- Exercise details: Copy out each line featuring the string "Deleted" from the entries beneath.

start Provided information

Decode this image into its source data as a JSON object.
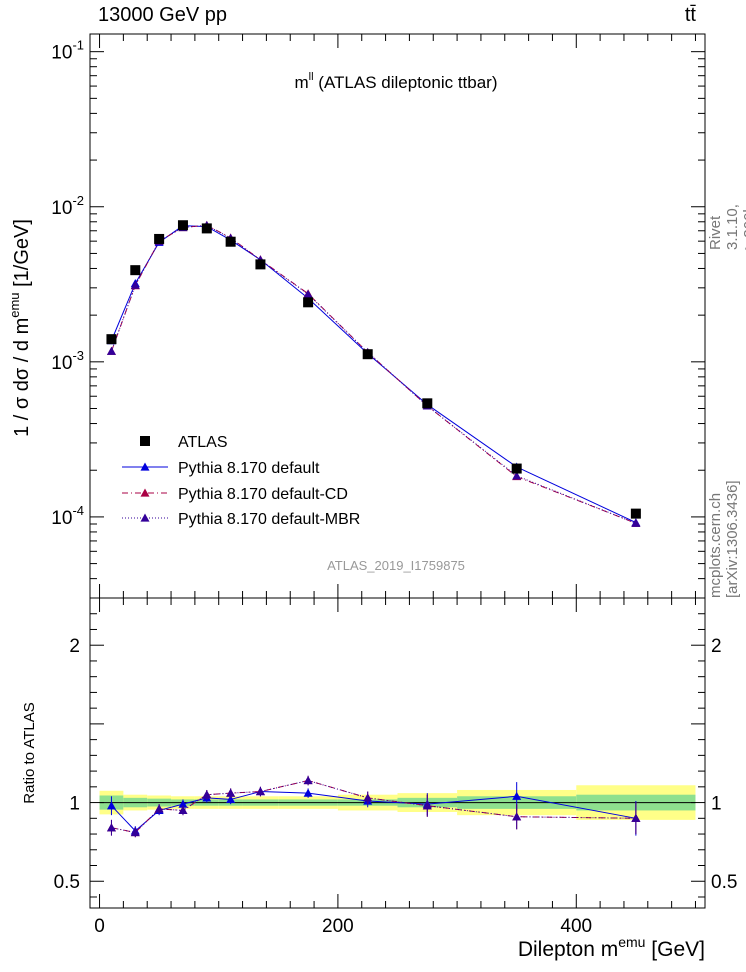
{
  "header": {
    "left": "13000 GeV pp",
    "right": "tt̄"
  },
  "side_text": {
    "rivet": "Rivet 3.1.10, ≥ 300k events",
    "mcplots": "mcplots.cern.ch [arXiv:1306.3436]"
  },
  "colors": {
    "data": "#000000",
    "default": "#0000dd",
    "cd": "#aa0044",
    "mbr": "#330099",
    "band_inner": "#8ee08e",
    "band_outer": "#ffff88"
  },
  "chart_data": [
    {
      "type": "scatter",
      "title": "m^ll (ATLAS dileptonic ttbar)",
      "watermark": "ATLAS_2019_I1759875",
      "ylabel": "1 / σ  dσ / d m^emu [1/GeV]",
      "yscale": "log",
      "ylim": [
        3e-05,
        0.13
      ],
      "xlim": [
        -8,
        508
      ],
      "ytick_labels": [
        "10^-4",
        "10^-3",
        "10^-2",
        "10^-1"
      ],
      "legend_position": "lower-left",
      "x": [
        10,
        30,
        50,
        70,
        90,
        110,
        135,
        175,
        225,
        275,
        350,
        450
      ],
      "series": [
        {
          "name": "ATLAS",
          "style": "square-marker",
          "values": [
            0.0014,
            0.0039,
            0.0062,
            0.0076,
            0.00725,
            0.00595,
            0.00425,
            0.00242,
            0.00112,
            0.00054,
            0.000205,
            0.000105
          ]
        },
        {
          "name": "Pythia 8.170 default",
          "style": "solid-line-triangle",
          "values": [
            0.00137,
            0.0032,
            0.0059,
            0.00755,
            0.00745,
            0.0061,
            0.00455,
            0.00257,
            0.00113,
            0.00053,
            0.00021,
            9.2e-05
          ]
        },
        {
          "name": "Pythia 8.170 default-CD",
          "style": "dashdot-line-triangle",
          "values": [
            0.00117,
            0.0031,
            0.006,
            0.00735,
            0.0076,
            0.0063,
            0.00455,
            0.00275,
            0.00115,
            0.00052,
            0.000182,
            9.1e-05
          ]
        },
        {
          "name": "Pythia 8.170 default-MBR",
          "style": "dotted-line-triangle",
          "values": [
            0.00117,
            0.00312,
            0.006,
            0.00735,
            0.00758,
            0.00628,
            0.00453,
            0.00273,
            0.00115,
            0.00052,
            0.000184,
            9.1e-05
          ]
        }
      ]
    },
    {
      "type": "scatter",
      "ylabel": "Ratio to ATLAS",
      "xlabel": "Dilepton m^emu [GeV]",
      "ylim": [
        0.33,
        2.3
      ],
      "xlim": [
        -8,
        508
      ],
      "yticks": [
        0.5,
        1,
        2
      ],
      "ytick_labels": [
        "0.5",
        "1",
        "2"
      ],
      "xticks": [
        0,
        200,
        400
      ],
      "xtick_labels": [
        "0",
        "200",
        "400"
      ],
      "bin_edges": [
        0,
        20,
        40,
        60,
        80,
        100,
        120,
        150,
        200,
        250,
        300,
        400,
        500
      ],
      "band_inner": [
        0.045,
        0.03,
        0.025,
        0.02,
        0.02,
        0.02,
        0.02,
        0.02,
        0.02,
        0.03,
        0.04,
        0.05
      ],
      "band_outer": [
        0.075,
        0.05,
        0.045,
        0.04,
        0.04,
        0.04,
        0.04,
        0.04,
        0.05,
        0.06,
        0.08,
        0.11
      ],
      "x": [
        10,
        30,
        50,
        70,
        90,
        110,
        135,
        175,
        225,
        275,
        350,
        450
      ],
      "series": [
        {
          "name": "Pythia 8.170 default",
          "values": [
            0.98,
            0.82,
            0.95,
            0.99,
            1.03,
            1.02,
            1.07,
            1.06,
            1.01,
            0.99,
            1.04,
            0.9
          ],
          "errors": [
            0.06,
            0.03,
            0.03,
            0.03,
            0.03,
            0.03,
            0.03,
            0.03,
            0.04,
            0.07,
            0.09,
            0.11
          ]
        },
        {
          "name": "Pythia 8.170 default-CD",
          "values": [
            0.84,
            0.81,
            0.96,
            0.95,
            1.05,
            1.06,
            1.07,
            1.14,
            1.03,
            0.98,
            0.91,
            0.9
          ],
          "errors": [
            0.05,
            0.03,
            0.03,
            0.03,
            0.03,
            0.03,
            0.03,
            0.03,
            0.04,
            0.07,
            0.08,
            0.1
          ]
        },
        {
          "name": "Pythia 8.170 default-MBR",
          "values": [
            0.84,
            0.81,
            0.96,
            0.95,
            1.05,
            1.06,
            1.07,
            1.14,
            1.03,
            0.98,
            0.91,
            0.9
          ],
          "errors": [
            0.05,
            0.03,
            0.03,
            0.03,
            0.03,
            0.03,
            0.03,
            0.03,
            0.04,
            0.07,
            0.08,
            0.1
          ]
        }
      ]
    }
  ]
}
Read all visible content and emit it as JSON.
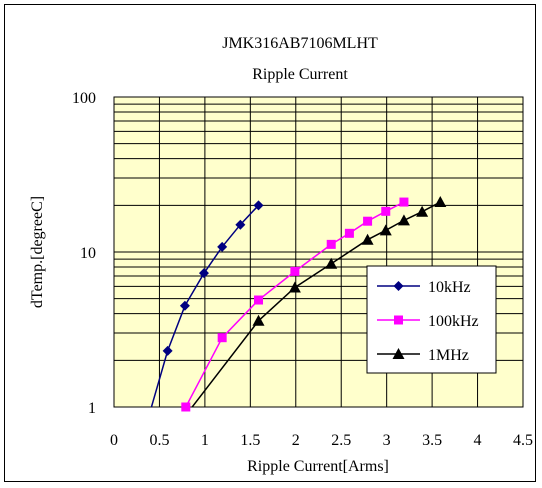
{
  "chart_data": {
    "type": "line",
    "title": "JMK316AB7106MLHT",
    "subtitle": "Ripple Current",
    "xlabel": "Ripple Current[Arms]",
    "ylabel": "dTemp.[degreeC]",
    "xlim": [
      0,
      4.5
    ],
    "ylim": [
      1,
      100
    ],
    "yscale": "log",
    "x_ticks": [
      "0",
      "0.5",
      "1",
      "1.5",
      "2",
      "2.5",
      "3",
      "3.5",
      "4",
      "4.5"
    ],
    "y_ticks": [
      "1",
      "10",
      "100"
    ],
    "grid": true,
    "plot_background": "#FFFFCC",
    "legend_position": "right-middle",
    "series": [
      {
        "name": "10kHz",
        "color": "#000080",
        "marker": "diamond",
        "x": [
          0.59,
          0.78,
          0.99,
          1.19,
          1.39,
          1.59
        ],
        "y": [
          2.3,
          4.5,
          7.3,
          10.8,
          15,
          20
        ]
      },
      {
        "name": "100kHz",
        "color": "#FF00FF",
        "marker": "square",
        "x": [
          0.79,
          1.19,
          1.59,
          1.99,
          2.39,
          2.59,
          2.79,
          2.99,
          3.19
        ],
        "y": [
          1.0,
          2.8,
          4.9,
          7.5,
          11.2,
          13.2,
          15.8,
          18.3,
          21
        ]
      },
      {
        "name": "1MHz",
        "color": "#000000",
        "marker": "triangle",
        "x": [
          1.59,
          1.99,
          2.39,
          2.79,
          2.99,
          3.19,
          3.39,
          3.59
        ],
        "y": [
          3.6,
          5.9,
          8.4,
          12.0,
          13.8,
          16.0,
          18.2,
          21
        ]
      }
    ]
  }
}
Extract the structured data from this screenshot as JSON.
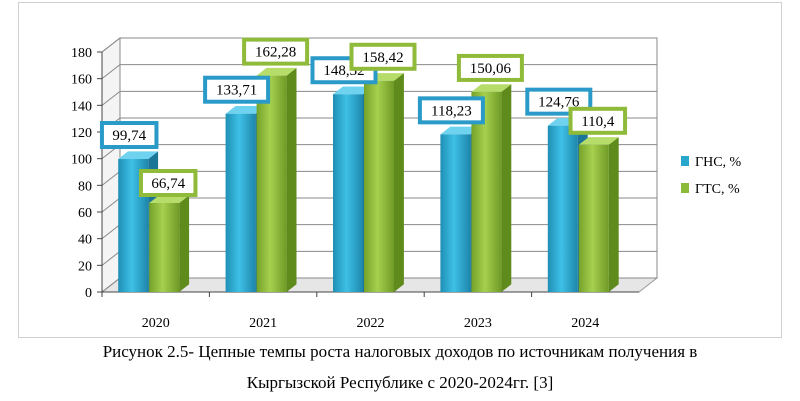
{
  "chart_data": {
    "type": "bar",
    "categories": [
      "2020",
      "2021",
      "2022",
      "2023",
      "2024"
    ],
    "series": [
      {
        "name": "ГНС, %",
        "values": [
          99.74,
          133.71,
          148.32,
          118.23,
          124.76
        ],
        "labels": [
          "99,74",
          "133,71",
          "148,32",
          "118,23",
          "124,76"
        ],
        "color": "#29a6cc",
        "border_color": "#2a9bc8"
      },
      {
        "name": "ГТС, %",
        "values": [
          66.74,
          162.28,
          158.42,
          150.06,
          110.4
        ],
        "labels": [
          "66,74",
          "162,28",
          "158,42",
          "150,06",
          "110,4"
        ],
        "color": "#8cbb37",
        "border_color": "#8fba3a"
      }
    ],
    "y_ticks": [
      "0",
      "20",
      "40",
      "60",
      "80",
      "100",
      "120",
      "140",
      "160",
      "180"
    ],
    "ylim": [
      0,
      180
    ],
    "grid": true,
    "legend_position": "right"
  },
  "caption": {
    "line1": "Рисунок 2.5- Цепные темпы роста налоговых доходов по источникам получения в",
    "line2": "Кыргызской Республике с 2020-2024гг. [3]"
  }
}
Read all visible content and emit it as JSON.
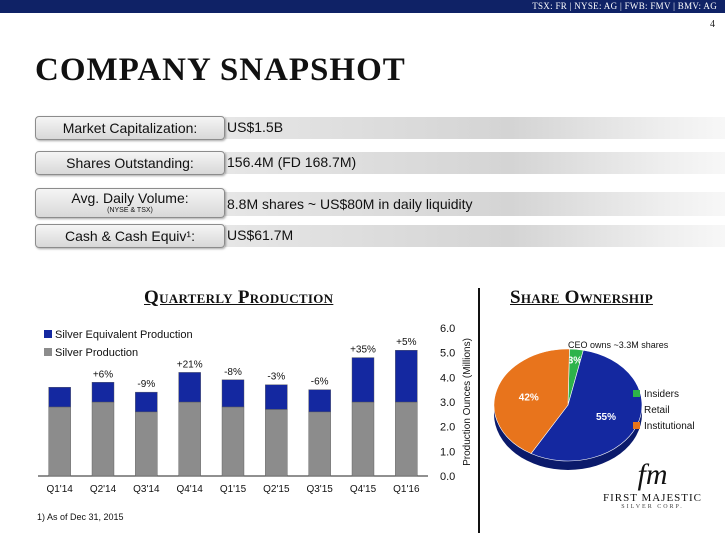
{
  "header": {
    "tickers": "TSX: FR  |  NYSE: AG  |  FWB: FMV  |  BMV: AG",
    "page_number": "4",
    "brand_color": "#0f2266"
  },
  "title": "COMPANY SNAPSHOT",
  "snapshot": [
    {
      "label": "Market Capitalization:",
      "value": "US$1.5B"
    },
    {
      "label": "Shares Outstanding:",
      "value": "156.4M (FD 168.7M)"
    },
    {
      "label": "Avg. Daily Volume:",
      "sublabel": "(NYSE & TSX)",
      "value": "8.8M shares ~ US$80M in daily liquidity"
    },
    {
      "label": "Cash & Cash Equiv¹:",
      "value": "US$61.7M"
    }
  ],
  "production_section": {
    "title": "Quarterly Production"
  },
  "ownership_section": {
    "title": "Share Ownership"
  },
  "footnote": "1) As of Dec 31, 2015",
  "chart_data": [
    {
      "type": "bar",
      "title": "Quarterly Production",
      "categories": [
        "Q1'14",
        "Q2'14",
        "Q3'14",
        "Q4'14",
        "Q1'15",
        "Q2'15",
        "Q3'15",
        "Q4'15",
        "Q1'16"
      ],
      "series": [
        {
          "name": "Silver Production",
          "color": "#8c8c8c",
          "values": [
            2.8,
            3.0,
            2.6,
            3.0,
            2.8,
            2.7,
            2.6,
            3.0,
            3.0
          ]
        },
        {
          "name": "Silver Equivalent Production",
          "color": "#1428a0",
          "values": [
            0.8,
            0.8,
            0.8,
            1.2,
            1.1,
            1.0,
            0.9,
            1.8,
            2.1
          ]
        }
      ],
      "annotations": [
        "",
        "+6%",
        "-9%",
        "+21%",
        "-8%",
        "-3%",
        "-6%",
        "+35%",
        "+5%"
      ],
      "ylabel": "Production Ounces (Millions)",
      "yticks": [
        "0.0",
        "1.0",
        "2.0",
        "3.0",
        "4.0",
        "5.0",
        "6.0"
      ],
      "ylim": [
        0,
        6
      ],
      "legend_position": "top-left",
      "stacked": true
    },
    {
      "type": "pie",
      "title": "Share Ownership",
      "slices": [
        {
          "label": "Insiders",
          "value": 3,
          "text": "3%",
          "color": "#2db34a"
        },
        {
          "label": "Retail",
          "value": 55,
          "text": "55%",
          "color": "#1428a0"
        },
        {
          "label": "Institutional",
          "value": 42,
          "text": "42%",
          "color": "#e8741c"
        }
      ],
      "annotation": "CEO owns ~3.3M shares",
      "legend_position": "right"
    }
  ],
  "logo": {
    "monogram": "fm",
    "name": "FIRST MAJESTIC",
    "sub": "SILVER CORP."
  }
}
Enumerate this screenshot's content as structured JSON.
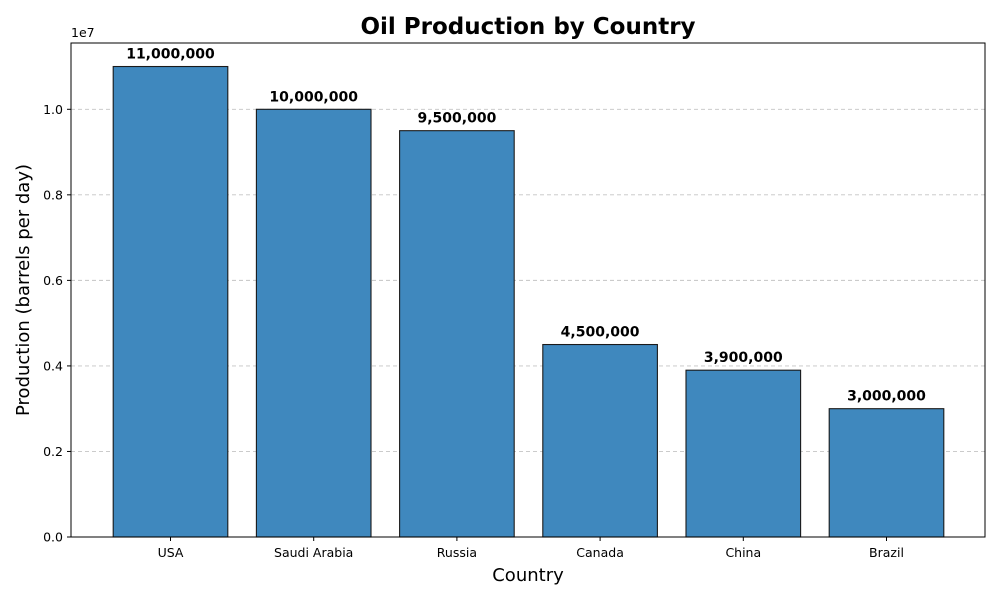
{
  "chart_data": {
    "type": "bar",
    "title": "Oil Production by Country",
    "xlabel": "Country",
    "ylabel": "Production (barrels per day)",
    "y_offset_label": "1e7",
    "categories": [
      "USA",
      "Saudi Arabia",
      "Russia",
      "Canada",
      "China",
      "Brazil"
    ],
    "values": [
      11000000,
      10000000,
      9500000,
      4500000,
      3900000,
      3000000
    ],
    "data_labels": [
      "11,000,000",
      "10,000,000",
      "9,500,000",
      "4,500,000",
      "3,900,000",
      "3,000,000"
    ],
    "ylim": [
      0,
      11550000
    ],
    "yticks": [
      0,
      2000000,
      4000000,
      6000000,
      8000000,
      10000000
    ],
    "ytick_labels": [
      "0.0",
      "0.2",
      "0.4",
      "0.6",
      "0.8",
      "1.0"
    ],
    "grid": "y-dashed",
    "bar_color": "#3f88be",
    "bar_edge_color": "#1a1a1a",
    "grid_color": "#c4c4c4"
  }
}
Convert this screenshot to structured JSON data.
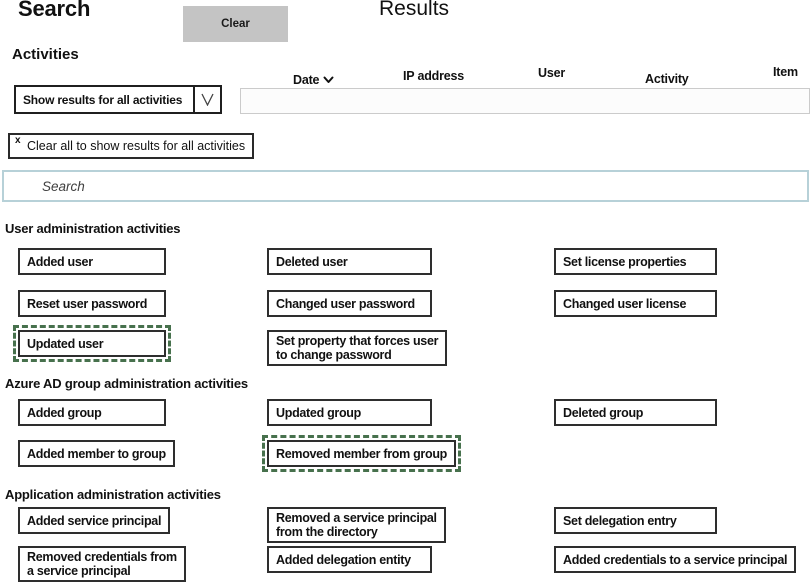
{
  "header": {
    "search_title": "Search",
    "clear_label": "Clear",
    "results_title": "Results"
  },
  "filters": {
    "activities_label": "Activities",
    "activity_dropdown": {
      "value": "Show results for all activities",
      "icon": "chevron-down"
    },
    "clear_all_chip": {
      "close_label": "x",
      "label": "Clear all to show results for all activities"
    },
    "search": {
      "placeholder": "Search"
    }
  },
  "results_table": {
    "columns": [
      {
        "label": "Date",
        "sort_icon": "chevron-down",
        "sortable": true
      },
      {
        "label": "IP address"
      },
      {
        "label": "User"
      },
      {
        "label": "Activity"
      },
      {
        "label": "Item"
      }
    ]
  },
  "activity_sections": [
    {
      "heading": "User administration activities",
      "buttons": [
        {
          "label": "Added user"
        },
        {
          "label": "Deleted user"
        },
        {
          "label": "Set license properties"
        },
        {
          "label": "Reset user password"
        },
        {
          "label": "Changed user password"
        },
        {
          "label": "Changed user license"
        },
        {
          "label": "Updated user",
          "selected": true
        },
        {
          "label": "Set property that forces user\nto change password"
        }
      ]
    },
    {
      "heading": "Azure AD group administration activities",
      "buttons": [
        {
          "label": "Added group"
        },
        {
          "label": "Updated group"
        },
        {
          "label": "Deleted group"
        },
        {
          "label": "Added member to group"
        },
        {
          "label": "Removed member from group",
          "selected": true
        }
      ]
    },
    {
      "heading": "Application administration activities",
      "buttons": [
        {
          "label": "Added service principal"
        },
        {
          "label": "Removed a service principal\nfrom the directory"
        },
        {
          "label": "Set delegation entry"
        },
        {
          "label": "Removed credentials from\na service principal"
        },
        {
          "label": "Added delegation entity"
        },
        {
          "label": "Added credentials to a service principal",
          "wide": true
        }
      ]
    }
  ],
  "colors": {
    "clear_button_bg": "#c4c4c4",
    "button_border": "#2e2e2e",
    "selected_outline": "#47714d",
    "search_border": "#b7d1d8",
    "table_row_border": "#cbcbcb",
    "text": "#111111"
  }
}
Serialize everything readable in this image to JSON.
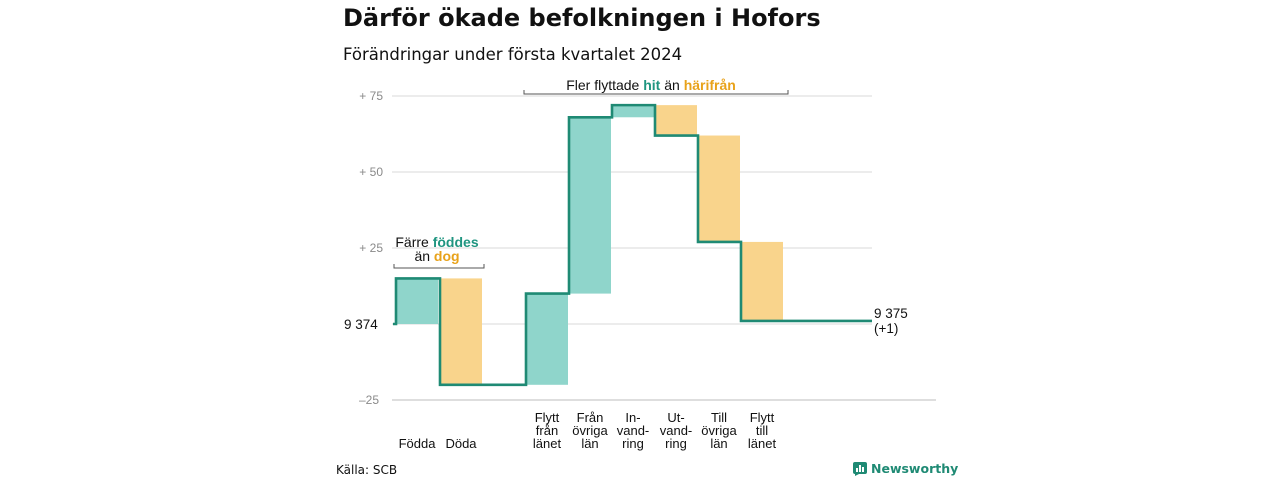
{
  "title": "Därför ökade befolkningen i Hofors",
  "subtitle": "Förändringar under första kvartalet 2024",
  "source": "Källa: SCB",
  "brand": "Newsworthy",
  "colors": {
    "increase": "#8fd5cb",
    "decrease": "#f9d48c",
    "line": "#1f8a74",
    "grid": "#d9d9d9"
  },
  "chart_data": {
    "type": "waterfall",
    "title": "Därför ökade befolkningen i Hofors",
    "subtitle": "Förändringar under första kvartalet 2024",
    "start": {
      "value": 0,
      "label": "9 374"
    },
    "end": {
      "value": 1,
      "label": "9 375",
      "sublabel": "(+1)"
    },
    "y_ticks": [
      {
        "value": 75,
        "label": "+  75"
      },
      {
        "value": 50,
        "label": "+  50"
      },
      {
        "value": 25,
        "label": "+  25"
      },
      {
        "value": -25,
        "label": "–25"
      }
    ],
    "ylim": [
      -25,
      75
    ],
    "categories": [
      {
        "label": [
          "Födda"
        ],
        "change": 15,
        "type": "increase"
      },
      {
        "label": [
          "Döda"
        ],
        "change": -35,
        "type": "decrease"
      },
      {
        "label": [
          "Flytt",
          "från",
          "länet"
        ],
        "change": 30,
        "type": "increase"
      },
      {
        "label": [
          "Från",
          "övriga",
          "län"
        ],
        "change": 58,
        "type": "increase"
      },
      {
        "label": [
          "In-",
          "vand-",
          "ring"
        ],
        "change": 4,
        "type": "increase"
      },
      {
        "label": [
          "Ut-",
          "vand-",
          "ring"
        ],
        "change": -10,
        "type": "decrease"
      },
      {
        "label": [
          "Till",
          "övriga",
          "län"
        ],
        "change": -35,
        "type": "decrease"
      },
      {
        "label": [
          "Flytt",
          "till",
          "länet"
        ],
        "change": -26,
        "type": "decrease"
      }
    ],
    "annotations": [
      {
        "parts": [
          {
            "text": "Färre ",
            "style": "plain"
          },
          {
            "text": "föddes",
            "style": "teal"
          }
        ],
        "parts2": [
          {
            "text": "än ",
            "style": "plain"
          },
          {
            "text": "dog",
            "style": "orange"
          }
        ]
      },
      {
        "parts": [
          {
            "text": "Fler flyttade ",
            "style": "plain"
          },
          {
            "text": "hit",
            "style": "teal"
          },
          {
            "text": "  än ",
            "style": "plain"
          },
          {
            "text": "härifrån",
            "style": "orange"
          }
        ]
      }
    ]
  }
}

end Provided information

- Answer below:
          "label": "Deleted user"
          "label": "Deleted group"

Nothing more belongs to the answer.